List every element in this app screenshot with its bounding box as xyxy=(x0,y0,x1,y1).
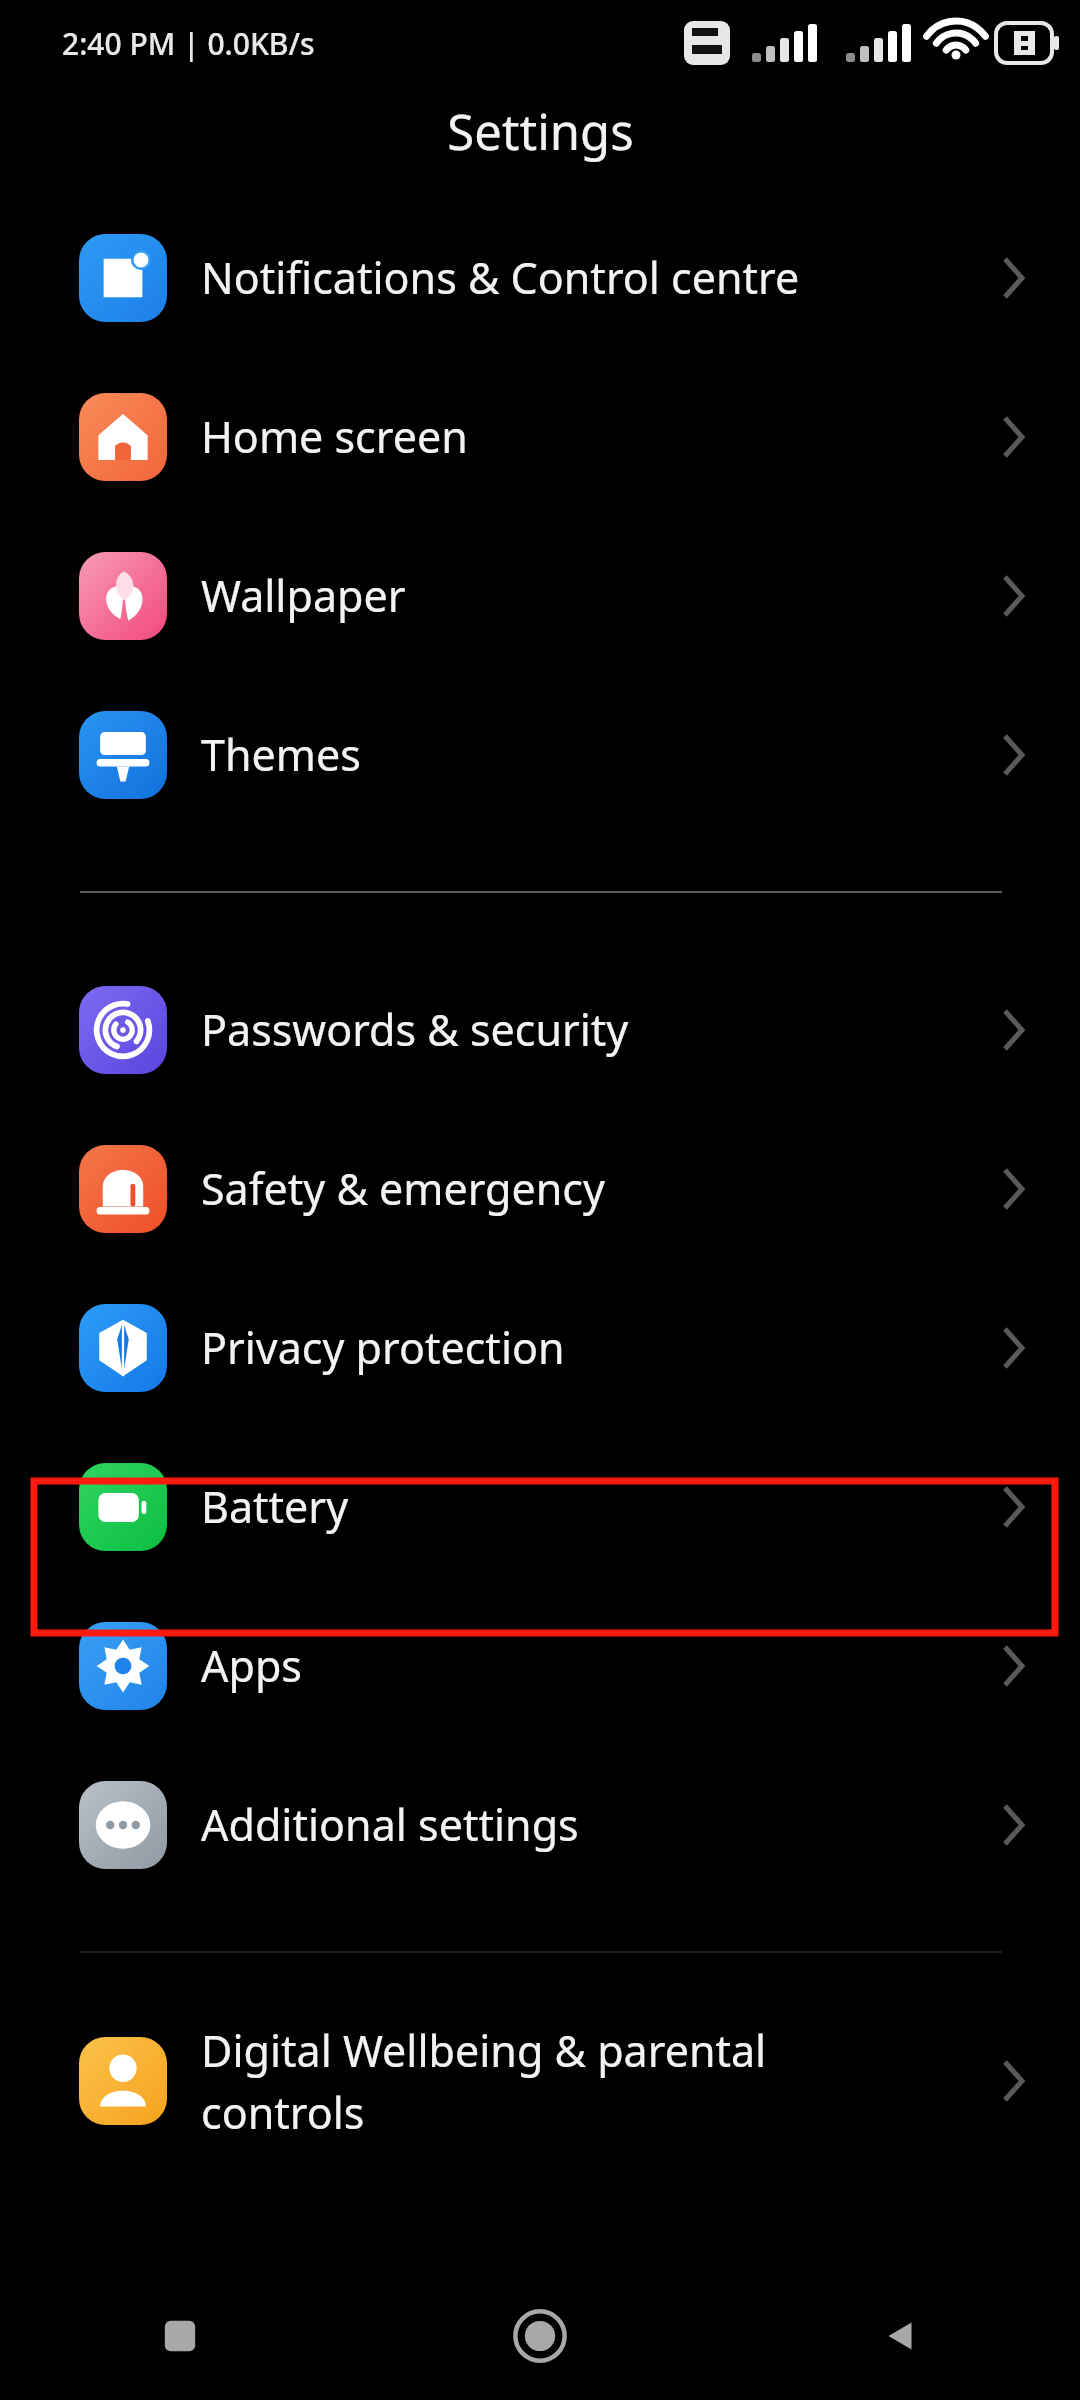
staticText: Safety & emergency xyxy=(201,1159,986,1218)
staticText: Settings xyxy=(447,98,634,165)
button[interactable]: Back xyxy=(720,2272,1080,2400)
staticText: Privacy protection xyxy=(201,1318,986,1377)
staticText: Wallpaper xyxy=(201,566,986,625)
staticText: Notifications & Control centre xyxy=(201,248,986,307)
staticText: Home screen xyxy=(201,407,986,466)
button[interactable]: Safety & emergency xyxy=(0,1109,1080,1268)
button[interactable]: Notifications & Control centre xyxy=(0,198,1080,357)
button[interactable]: Passwords & security xyxy=(0,950,1080,1109)
staticText: Apps xyxy=(201,1636,986,1695)
staticText: 2:40 PM | 0.0KB/s xyxy=(62,23,315,64)
button[interactable]: Apps xyxy=(0,1586,1080,1745)
button[interactable]: Recent apps xyxy=(0,2272,360,2400)
staticText: Passwords & security xyxy=(201,1000,986,1059)
staticText: Additional settings xyxy=(201,1795,986,1854)
button[interactable]: Battery xyxy=(0,1427,1080,1586)
button[interactable]: Additional settings xyxy=(0,1745,1080,1904)
button[interactable]: Privacy protection xyxy=(0,1268,1080,1427)
staticText: Battery xyxy=(201,1477,986,1536)
staticText: Themes xyxy=(201,725,986,784)
button[interactable]: Home screen xyxy=(0,357,1080,516)
button[interactable]: Home xyxy=(360,2272,720,2400)
staticText: Digital Wellbeing & parental controls xyxy=(201,2021,986,2141)
button[interactable]: Digital Wellbeing & parental controls xyxy=(0,1986,1080,2176)
button[interactable]: Wallpaper xyxy=(0,516,1080,675)
button[interactable]: Themes xyxy=(0,675,1080,834)
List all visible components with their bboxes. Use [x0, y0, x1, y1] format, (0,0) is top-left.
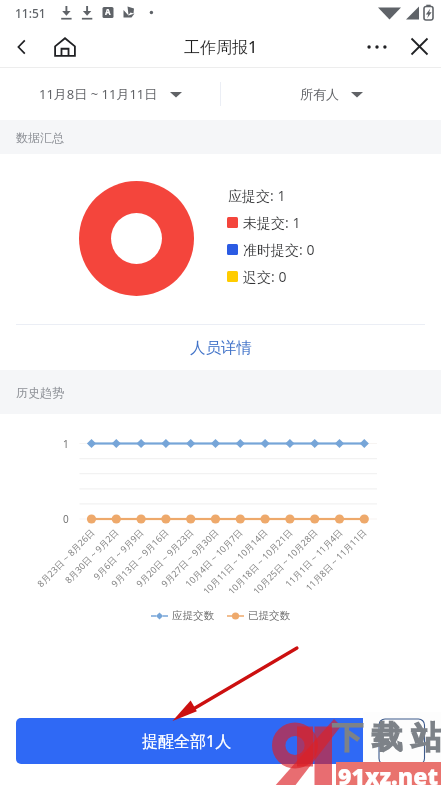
button[interactable]: 人员详情 [0, 325, 441, 370]
button[interactable]: Home [43, 25, 86, 68]
staticText: 11月8日 ~ 11月11日 [290, 526, 368, 606]
staticText: 11月1日 ~ 11月4日 [266, 526, 344, 606]
staticText: 10月4日 ~ 10月7日 [166, 526, 244, 606]
staticText: A [105, 6, 111, 17]
staticText: 提醒全部1人 [142, 730, 232, 752]
staticText: 已提交数 [248, 609, 290, 622]
staticText: 11:51 [15, 5, 46, 21]
button[interactable]: Close [398, 25, 441, 68]
staticText: 迟交: 0 [243, 267, 287, 286]
button[interactable]: 11月8日 ~ 11月11日 [0, 85, 220, 103]
staticText: 下载站 [332, 718, 441, 757]
staticText: 10月18日 ~ 10月21日 [216, 526, 294, 606]
staticText: 历史趋势 [16, 385, 64, 400]
staticText: 9月27日 ~ 9月30日 [142, 526, 220, 606]
staticText: 0 [63, 512, 69, 526]
staticText: 9月13日 ~ 9月16日 [92, 526, 170, 606]
staticText: 应提交: 1 [228, 186, 286, 205]
staticText: 应提交数 [172, 609, 214, 622]
staticText: 所有人 [300, 86, 339, 102]
button[interactable]: 提醒全部1人 [16, 718, 425, 764]
staticText: 11月8日 ~ 11月11日 [39, 85, 158, 103]
button[interactable]: More options [355, 25, 398, 68]
staticText: 8月23日 ~ 8月26日 [18, 526, 96, 606]
staticText: 10月25日 ~ 10月28日 [241, 526, 320, 606]
staticText: 10月11日 ~ 10月14日 [191, 526, 270, 606]
staticText: 9月6日 ~ 9月9日 [67, 526, 146, 606]
staticText: 数据汇总 [16, 130, 64, 145]
staticText: 工作周报1 [184, 36, 258, 58]
staticText: 91xz.net [338, 760, 438, 785]
staticText: 1 [63, 437, 69, 451]
staticText: 9月20日 ~ 9月23日 [117, 526, 196, 606]
staticText: 8月30日 ~ 9月2日 [42, 526, 120, 606]
staticText: 未提交: 1 [243, 213, 301, 232]
staticText: 人员详情 [190, 338, 252, 358]
button[interactable]: Back [0, 25, 43, 68]
button[interactable]: 所有人 [221, 86, 441, 102]
staticText: 准时提交: 0 [243, 240, 315, 259]
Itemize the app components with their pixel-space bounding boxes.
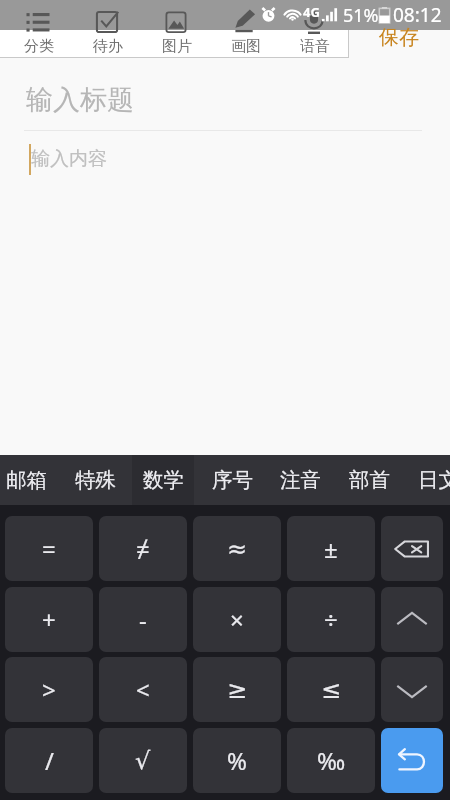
staticText: ≥ xyxy=(227,676,248,704)
staticText: 部首 xyxy=(349,467,390,493)
staticText: √ xyxy=(135,747,151,775)
staticText: 待办 xyxy=(93,37,123,56)
button[interactable]: ‰ xyxy=(287,728,375,793)
staticText: < xyxy=(136,673,150,706)
button[interactable]: 注音 xyxy=(269,455,331,505)
staticText: ≈ xyxy=(227,535,248,563)
button[interactable]: ÷ xyxy=(287,587,375,652)
button[interactable]: > xyxy=(5,657,93,722)
button[interactable]: 语音 xyxy=(280,0,349,57)
staticText: 注音 xyxy=(280,467,321,493)
staticText: / xyxy=(45,744,54,777)
button[interactable]: 图片 xyxy=(142,0,211,57)
staticText: 数学 xyxy=(143,467,184,493)
button[interactable]: 日文 xyxy=(407,455,450,505)
button[interactable]: ± xyxy=(287,516,375,581)
button[interactable]: / xyxy=(5,728,93,793)
staticText: 08:12 xyxy=(393,2,442,28)
staticText: 日文 xyxy=(418,467,450,493)
staticText: ÷ xyxy=(324,603,338,636)
staticText: 画图 xyxy=(231,37,261,56)
button[interactable]: < xyxy=(99,657,187,722)
button[interactable]: 保存 xyxy=(371,24,427,50)
button[interactable]: Scroll up xyxy=(381,587,443,652)
staticText: + xyxy=(42,603,56,636)
staticText: 4G xyxy=(303,3,320,21)
staticText: × xyxy=(230,603,244,636)
staticText: ≠ xyxy=(136,532,150,565)
button[interactable]: = xyxy=(5,516,93,581)
staticText: 图片 xyxy=(162,37,192,56)
button[interactable]: √ xyxy=(99,728,187,793)
button[interactable]: × xyxy=(193,587,281,652)
button[interactable]: 画图 xyxy=(211,0,280,57)
staticText: ‰ xyxy=(317,744,346,777)
staticText: % xyxy=(227,744,247,777)
staticText: 语音 xyxy=(300,37,330,56)
button[interactable]: 分类 xyxy=(4,0,73,57)
staticText: = xyxy=(42,532,56,565)
button[interactable]: % xyxy=(193,728,281,793)
button[interactable]: ≠ xyxy=(99,516,187,581)
staticText: ≤ xyxy=(321,676,342,704)
button[interactable]: Backspace xyxy=(381,516,443,581)
button[interactable]: 特殊 xyxy=(64,455,126,505)
staticText: 输入标题 xyxy=(26,83,134,117)
staticText: 51% xyxy=(343,3,379,28)
button[interactable]: ≈ xyxy=(193,516,281,581)
staticText: 分类 xyxy=(24,37,54,56)
staticText: ± xyxy=(324,532,338,565)
button[interactable]: 待办 xyxy=(73,0,142,57)
button[interactable]: 部首 xyxy=(338,455,400,505)
staticText: 序号 xyxy=(212,467,253,493)
staticText: 保存 xyxy=(379,25,419,50)
button[interactable]: Scroll down xyxy=(381,657,443,722)
button[interactable]: + xyxy=(5,587,93,652)
staticText: 特殊 xyxy=(75,467,116,493)
staticText: - xyxy=(139,603,147,636)
button[interactable]: 邮箱 xyxy=(0,455,57,505)
button[interactable]: Enter xyxy=(381,728,443,793)
button[interactable]: ≥ xyxy=(193,657,281,722)
staticText: 邮箱 xyxy=(6,467,47,493)
button[interactable]: - xyxy=(99,587,187,652)
button[interactable]: ≤ xyxy=(287,657,375,722)
staticText: 输入内容 xyxy=(31,147,107,171)
button[interactable]: 序号 xyxy=(201,455,263,505)
button[interactable]: 数学 xyxy=(132,455,194,505)
staticText: > xyxy=(42,673,56,706)
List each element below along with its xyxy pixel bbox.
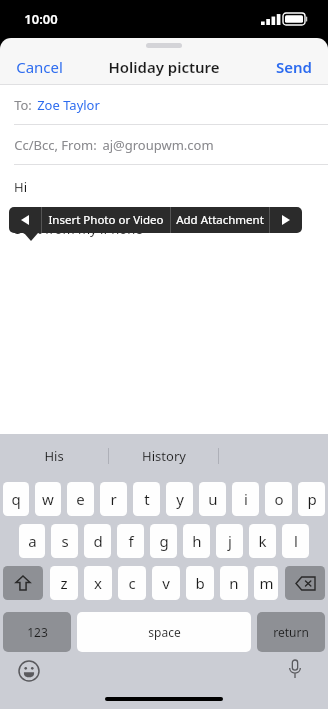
button[interactable]: space <box>77 612 251 652</box>
staticText: c <box>128 573 136 593</box>
staticText: e <box>76 489 85 509</box>
button[interactable]: x <box>84 566 112 600</box>
button[interactable]: Emoji <box>18 660 40 682</box>
button[interactable]: z <box>50 566 78 600</box>
button[interactable]: n <box>220 566 248 600</box>
button[interactable]: History <box>109 434 218 478</box>
staticText: v <box>162 573 170 593</box>
staticText: q <box>11 489 21 509</box>
button[interactable]: a <box>19 524 45 558</box>
button[interactable]: w <box>35 482 61 516</box>
staticText: aj@groupwm.com <box>102 136 214 154</box>
staticText: k <box>258 531 267 551</box>
staticText: i <box>244 489 248 509</box>
button[interactable]: q <box>3 482 29 516</box>
button[interactable]: k <box>249 524 276 558</box>
staticText: m <box>259 573 274 593</box>
staticText: y <box>176 489 184 509</box>
button[interactable]: j <box>216 524 243 558</box>
button[interactable]: y <box>166 482 193 516</box>
button[interactable]: r <box>100 482 127 516</box>
button[interactable]: i <box>232 482 259 516</box>
staticText: a <box>28 531 37 551</box>
button[interactable]: d <box>84 524 111 558</box>
button[interactable]: Next <box>270 207 302 233</box>
button[interactable]: t <box>133 482 160 516</box>
button[interactable]: g <box>150 524 177 558</box>
staticText: u <box>208 489 218 509</box>
staticText: 123 <box>27 624 48 640</box>
button[interactable]: Send <box>264 51 328 83</box>
staticText: Add Attachment <box>176 212 264 228</box>
staticText: History <box>142 447 186 465</box>
button[interactable]: o <box>265 482 292 516</box>
staticText: 10:00 <box>24 10 58 28</box>
staticText: z <box>60 573 68 593</box>
button[interactable]: e <box>67 482 94 516</box>
button[interactable]: Dictate <box>288 660 306 678</box>
button[interactable]: v <box>152 566 180 600</box>
button[interactable]: Insert Photo or Video <box>42 207 170 233</box>
button[interactable]: His <box>0 434 108 478</box>
staticText: b <box>195 573 205 593</box>
staticText: t <box>144 489 150 509</box>
button[interactable]: Add Attachment <box>171 207 269 233</box>
button[interactable]: To: <box>0 85 328 124</box>
staticText: Holiday picture <box>108 57 220 77</box>
staticText: space <box>148 624 181 640</box>
button[interactable]: f <box>117 524 144 558</box>
staticText: s <box>61 531 69 551</box>
staticText: x <box>94 573 102 593</box>
button[interactable]: h <box>183 524 210 558</box>
staticText: Send <box>276 57 312 77</box>
staticText: Cc/Bcc, From: <box>14 136 97 154</box>
button[interactable]: Cc/Bcc, From: <box>0 125 328 164</box>
staticText: Cancel <box>16 57 63 77</box>
staticText: Hi <box>14 178 27 196</box>
button[interactable]: c <box>118 566 146 600</box>
staticText: l <box>294 531 298 551</box>
staticText: f <box>128 531 134 551</box>
staticText: r <box>110 489 117 509</box>
staticText: d <box>93 531 103 551</box>
staticText: w <box>42 489 54 509</box>
staticText: g <box>159 531 169 551</box>
button[interactable]: Shift <box>3 566 43 600</box>
button[interactable]: Previous <box>9 207 41 233</box>
staticText: p <box>307 489 317 509</box>
button[interactable]: l <box>282 524 309 558</box>
staticText: return <box>273 624 309 640</box>
button[interactable]: u <box>199 482 226 516</box>
staticText: h <box>192 531 202 551</box>
button[interactable]: s <box>51 524 78 558</box>
staticText: Insert Photo or Video <box>48 212 164 228</box>
staticText: His <box>44 447 64 465</box>
staticText: Zoe Taylor <box>37 96 100 114</box>
button[interactable]: 123 <box>3 612 71 652</box>
staticText: Sent from my iPhone <box>14 220 143 238</box>
button[interactable]: b <box>186 566 214 600</box>
button[interactable]: return <box>257 612 325 652</box>
button[interactable]: Cancel <box>0 51 75 83</box>
staticText: o <box>274 489 284 509</box>
button[interactable]: m <box>254 566 278 600</box>
button[interactable]: p <box>298 482 325 516</box>
staticText: j <box>228 531 232 551</box>
staticText: To: <box>14 96 32 114</box>
button[interactable]: Backspace <box>285 566 325 600</box>
staticText: n <box>229 573 239 593</box>
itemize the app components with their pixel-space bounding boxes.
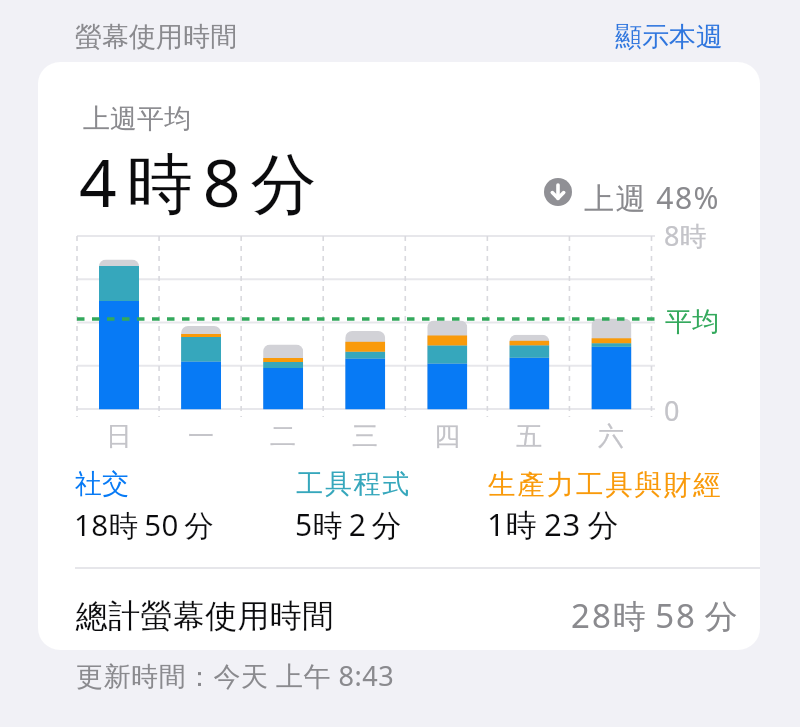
- - -
TASK STATEMENT: Count how many lines in the material above contain the word "Backspace" and reply with only that number.

FULL RESPONSE: 2